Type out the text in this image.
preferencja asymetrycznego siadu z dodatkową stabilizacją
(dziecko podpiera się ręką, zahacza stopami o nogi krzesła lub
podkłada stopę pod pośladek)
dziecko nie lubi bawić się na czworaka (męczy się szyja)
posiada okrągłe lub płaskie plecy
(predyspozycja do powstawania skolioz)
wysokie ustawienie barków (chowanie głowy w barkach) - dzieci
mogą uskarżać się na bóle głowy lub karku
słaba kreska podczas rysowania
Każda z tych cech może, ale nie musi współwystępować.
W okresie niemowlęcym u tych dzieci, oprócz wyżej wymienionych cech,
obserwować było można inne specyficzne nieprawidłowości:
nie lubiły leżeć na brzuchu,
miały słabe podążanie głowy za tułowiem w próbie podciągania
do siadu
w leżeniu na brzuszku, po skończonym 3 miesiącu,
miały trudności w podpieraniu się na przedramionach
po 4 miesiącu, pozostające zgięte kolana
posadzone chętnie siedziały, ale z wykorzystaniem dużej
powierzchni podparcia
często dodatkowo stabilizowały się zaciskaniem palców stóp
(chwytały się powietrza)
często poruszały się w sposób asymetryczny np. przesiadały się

☆ ☆ ☆ ☆ ☆

• Task to complete: Gather from the entries above all lines that include the string "miesiącu".

• Complete output:
w leżeniu na brzuszku, po skończonym 3 miesiącu,
po 4 miesiącu, pozostające zgięte kolana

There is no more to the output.